Stored data entries

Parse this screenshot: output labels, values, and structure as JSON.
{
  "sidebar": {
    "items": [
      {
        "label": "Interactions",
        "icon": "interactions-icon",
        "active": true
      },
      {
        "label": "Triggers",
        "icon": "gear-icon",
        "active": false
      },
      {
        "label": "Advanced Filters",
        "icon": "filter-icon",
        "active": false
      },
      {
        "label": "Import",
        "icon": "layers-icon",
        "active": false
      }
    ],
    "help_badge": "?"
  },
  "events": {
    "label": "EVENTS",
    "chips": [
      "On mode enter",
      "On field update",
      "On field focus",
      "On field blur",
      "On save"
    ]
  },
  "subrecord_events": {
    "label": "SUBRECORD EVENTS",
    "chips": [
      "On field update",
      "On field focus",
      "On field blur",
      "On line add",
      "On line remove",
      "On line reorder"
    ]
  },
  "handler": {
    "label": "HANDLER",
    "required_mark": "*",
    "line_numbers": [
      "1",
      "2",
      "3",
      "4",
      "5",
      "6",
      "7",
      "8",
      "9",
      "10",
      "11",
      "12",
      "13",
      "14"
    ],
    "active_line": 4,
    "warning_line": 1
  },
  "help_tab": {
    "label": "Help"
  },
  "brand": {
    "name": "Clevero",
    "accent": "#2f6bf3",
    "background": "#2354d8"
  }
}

● **WHAT THE TASK REQUIRES**: Return all of the entries exactly as they were supplied.

● **EXPECTED ANSWER**:
Parse this screenshot: output labels, values, and structure as JSON.
{
  "sidebar": {
    "items": [
      {
        "label": "Interactions",
        "icon": "interactions-icon",
        "active": true
      },
      {
        "label": "Triggers",
        "icon": "gear-icon",
        "active": false
      },
      {
        "label": "Advanced Filters",
        "icon": "filter-icon",
        "active": false
      },
      {
        "label": "Import",
        "icon": "layers-icon",
        "active": false
      }
    ],
    "help_badge": "?"
  },
  "events": {
    "label": "EVENTS",
    "chips": [
      "On mode enter",
      "On field update",
      "On field focus",
      "On field blur",
      "On save"
    ]
  },
  "subrecord_events": {
    "label": "SUBRECORD EVENTS",
    "chips": [
      "On field update",
      "On field focus",
      "On field blur",
      "On line add",
      "On line remove",
      "On line reorder"
    ]
  },
  "handler": {
    "label": "HANDLER",
    "required_mark": "*",
    "line_numbers": [
      "1",
      "2",
      "3",
      "4",
      "5",
      "6",
      "7",
      "8",
      "9",
      "10",
      "11",
      "12",
      "13",
      "14"
    ],
    "active_line": 4,
    "warning_line": 1
  },
  "help_tab": {
    "label": "Help"
  },
  "brand": {
    "name": "Clevero",
    "accent": "#2f6bf3",
    "background": "#2354d8"
  }
}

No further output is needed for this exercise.